Exercise description —
In the listing below, count the lines containing the string "Obtain" and state only the number.
____________________
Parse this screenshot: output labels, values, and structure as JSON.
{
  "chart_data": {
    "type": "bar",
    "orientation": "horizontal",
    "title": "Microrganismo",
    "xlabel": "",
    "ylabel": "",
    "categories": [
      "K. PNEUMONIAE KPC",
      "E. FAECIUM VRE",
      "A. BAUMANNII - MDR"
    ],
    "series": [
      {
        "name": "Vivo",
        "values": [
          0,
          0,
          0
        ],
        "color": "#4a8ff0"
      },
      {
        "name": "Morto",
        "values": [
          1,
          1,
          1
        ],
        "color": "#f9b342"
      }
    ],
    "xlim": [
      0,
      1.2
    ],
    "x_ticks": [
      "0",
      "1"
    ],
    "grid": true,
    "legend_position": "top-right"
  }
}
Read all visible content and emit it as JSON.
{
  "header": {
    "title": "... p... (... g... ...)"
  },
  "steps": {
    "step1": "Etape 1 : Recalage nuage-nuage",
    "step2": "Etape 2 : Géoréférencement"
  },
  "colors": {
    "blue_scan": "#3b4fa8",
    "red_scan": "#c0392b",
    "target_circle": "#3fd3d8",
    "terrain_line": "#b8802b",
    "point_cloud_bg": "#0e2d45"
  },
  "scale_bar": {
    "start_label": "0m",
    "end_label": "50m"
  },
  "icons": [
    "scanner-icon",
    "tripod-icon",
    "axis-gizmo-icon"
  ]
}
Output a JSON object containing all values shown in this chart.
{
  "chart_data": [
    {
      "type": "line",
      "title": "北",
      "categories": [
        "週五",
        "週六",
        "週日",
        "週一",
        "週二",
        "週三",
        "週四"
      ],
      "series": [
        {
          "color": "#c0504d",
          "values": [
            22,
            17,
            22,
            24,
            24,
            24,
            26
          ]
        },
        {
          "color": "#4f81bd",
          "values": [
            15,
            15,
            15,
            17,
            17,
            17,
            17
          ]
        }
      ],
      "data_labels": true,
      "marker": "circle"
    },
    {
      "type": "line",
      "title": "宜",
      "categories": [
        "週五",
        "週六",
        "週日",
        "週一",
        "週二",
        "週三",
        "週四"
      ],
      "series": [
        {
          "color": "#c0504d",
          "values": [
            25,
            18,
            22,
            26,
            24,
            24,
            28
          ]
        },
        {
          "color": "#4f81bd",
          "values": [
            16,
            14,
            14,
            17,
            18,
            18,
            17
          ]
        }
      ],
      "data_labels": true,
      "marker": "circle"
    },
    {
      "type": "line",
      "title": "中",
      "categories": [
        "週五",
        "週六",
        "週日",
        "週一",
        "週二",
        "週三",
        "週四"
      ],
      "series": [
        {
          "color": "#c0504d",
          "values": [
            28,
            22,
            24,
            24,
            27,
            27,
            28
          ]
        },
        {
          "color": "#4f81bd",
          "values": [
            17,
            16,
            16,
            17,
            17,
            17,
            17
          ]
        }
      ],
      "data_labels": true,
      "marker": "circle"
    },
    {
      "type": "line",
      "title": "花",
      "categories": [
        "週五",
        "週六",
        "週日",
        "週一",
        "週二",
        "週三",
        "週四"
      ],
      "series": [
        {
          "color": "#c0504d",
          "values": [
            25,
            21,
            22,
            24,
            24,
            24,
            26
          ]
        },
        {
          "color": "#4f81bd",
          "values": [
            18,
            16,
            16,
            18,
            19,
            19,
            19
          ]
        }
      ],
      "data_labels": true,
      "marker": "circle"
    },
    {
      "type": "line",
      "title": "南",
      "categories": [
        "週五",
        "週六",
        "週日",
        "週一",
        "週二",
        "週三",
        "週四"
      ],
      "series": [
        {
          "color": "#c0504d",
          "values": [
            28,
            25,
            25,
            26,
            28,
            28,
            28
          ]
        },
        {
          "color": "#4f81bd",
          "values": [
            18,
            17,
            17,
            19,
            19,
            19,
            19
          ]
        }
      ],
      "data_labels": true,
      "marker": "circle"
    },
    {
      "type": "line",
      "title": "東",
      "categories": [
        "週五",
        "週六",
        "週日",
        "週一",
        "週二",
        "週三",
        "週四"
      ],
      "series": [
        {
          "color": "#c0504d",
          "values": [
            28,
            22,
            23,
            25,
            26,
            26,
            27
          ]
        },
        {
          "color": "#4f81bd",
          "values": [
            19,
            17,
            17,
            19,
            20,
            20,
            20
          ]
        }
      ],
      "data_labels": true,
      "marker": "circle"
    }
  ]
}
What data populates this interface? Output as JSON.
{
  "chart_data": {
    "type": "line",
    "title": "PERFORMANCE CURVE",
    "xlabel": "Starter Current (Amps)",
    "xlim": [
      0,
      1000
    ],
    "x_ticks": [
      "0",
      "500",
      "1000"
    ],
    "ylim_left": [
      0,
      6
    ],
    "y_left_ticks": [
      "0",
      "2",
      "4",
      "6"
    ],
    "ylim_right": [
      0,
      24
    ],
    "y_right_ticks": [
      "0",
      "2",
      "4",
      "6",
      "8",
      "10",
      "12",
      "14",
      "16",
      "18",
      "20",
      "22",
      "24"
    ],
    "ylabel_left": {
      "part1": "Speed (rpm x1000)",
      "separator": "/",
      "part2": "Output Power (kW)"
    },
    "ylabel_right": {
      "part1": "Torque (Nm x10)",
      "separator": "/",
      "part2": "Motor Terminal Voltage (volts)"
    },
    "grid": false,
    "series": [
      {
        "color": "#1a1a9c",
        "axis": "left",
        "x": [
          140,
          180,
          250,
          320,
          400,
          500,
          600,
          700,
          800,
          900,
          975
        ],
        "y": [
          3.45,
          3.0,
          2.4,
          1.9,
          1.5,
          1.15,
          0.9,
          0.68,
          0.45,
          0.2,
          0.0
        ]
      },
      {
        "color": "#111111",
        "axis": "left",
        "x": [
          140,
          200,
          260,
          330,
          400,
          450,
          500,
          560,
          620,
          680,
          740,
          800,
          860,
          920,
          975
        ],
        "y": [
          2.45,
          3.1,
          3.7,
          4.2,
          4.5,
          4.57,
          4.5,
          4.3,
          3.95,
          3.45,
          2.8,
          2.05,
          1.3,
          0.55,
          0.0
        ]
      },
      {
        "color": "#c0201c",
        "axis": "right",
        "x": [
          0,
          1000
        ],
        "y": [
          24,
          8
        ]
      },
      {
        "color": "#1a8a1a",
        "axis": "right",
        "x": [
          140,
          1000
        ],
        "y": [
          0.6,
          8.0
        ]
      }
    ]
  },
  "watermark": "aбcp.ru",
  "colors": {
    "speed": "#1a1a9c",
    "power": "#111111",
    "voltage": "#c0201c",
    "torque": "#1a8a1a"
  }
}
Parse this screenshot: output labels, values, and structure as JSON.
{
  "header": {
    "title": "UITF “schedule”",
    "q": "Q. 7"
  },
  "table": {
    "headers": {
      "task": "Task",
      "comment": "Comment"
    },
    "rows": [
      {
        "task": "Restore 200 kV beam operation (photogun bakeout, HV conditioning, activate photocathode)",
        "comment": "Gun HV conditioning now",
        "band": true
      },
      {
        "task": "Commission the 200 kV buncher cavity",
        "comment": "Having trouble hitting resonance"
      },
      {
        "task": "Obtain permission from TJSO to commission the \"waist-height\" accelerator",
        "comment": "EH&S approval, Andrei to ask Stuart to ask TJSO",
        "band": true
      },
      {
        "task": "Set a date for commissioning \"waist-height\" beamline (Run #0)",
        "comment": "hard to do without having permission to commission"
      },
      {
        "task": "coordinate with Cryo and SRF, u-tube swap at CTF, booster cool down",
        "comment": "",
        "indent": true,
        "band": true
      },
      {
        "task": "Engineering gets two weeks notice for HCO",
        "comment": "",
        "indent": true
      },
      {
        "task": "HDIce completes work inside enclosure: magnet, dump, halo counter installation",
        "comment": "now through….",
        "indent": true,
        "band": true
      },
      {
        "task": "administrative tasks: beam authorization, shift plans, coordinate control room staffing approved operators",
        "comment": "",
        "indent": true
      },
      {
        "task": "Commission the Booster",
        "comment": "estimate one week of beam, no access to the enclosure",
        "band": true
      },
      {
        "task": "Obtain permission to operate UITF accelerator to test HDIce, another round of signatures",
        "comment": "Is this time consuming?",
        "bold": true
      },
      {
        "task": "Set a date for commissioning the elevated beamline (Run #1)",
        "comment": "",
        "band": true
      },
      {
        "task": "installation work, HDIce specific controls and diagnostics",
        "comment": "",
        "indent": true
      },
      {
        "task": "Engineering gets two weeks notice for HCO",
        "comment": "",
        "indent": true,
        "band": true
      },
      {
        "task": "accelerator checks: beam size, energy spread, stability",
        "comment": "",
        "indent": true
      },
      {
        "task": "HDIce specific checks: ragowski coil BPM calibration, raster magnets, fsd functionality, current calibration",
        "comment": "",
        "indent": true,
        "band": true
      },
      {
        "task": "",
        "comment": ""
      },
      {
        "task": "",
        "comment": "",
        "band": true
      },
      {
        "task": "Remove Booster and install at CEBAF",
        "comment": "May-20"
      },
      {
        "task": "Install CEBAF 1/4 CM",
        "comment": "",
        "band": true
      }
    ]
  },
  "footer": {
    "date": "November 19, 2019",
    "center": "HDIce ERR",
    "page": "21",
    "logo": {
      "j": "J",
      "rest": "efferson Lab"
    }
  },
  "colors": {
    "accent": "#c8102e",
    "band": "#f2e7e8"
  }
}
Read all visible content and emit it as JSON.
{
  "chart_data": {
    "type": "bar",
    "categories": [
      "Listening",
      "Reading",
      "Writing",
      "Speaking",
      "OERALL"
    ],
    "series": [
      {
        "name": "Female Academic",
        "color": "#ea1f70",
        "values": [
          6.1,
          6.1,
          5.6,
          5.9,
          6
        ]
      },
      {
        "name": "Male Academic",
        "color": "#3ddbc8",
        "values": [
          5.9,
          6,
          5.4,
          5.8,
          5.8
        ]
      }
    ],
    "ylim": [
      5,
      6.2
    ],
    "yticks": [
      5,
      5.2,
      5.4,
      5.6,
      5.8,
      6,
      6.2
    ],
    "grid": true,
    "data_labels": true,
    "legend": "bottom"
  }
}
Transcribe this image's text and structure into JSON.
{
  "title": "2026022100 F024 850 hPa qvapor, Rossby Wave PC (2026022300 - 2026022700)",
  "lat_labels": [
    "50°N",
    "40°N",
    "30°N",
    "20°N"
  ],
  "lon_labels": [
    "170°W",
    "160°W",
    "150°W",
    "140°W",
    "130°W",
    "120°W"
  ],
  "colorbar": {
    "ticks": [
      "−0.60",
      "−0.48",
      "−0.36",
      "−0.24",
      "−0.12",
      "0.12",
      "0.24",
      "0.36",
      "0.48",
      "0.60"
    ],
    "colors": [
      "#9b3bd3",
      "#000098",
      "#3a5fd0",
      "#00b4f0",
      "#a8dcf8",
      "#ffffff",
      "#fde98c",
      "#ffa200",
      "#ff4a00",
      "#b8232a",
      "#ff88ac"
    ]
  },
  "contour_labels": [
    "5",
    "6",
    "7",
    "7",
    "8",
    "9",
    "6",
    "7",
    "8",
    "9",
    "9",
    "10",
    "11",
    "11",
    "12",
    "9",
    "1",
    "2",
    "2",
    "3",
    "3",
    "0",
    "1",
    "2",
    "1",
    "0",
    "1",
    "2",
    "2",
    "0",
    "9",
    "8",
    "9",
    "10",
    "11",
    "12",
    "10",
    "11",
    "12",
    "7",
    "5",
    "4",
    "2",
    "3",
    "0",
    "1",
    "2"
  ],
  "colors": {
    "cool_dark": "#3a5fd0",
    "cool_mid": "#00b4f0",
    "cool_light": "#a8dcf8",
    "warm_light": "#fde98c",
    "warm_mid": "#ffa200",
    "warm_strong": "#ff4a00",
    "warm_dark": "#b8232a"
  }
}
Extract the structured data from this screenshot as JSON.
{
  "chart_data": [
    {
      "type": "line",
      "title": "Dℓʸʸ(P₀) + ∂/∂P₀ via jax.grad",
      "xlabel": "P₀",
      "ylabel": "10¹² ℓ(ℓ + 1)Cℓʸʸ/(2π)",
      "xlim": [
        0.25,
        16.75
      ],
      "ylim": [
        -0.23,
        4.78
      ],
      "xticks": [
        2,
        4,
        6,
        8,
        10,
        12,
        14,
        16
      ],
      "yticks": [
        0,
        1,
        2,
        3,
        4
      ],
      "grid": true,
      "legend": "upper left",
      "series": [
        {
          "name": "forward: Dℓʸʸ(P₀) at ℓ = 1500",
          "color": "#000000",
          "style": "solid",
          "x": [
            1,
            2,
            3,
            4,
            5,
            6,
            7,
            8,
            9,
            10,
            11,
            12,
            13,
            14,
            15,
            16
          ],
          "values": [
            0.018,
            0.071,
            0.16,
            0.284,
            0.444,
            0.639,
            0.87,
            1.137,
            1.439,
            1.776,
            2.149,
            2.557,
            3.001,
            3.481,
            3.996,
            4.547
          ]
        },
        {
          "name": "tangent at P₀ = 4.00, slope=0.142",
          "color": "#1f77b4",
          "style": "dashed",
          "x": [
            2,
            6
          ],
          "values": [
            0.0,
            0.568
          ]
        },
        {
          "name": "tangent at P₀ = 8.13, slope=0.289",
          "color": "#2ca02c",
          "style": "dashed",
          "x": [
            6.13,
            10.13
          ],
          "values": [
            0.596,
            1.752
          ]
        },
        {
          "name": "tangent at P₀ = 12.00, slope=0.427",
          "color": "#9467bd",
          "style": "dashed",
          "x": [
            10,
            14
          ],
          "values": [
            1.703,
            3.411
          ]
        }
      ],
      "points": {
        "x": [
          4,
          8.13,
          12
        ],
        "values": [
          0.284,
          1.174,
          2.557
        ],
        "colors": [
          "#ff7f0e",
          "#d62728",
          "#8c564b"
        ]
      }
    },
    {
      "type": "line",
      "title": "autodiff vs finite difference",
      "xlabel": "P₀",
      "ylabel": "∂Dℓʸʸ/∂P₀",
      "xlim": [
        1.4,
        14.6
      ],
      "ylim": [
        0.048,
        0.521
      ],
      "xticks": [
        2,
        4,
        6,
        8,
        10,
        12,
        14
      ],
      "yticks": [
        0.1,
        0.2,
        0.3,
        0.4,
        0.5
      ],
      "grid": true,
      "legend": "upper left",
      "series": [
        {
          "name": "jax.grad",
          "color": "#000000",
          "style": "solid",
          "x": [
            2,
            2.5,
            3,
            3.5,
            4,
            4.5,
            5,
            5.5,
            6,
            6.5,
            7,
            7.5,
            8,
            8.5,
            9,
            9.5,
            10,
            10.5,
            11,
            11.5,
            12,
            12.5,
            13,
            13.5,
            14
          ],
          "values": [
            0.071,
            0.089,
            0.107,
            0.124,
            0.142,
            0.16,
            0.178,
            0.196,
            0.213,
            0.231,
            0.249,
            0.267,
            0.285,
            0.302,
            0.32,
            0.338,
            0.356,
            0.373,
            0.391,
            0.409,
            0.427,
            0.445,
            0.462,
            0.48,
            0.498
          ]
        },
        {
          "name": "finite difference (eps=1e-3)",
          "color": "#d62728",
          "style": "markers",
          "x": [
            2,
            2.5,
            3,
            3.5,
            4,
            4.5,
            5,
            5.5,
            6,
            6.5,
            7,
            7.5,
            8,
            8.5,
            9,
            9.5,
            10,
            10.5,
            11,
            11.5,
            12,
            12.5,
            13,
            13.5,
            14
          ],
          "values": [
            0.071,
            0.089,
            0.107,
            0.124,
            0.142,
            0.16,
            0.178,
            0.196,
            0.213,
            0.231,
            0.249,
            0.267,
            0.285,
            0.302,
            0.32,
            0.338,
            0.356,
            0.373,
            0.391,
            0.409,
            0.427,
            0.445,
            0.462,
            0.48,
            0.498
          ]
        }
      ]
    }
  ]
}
____________________
Full output —
2